* [Short exercise]: Wherever the string "lobes" appears in the listing, copy that line.

* [Material to process]:

■ ■ ■

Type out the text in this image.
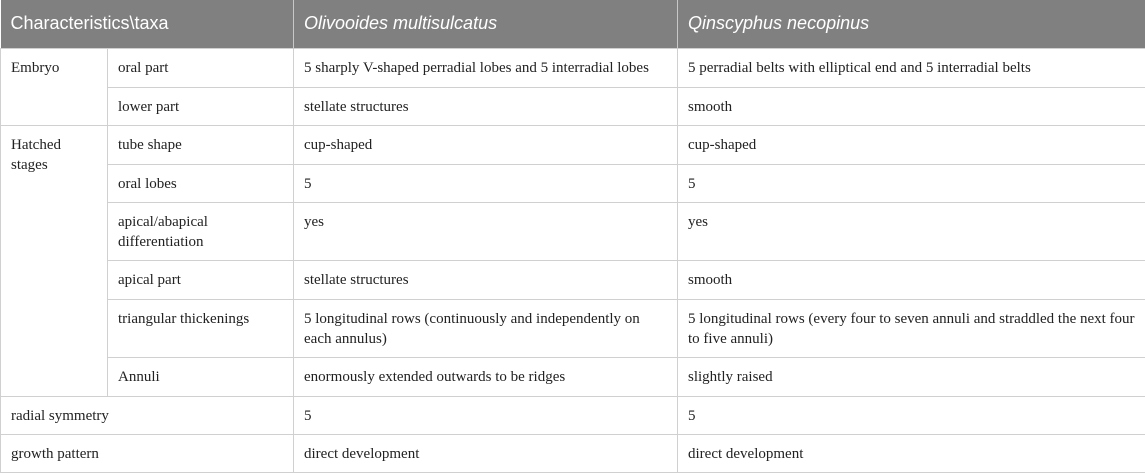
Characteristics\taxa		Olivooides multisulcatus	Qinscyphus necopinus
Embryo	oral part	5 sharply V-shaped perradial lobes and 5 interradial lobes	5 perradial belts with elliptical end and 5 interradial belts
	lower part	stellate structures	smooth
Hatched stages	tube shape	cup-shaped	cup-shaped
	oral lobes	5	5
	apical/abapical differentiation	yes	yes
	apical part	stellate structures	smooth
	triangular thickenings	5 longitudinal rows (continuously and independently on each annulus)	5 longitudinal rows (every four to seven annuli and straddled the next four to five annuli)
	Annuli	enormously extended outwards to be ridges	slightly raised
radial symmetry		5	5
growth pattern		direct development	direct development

■ ■ ■

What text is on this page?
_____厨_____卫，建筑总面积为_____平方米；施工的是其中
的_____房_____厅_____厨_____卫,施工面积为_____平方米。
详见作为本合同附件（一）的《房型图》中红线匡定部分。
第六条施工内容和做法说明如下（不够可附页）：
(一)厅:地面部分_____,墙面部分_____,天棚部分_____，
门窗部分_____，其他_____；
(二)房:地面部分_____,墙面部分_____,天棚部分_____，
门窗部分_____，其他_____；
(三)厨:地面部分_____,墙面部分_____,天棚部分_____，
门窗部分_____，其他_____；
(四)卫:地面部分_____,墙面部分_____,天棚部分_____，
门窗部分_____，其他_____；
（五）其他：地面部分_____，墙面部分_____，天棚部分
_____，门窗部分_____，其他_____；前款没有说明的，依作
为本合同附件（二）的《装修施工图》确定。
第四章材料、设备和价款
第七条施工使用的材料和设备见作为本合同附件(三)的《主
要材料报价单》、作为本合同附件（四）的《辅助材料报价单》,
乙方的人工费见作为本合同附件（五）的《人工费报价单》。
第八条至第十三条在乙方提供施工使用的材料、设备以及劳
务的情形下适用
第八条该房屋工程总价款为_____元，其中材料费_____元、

■ ■ ■

* [Response to the task]:
Embryo	oral part	5 sharply V-shaped perradial lobes and 5 interradial lobes	5 perradial belts with elliptical end and 5 interradial belts
	oral lobes	5	5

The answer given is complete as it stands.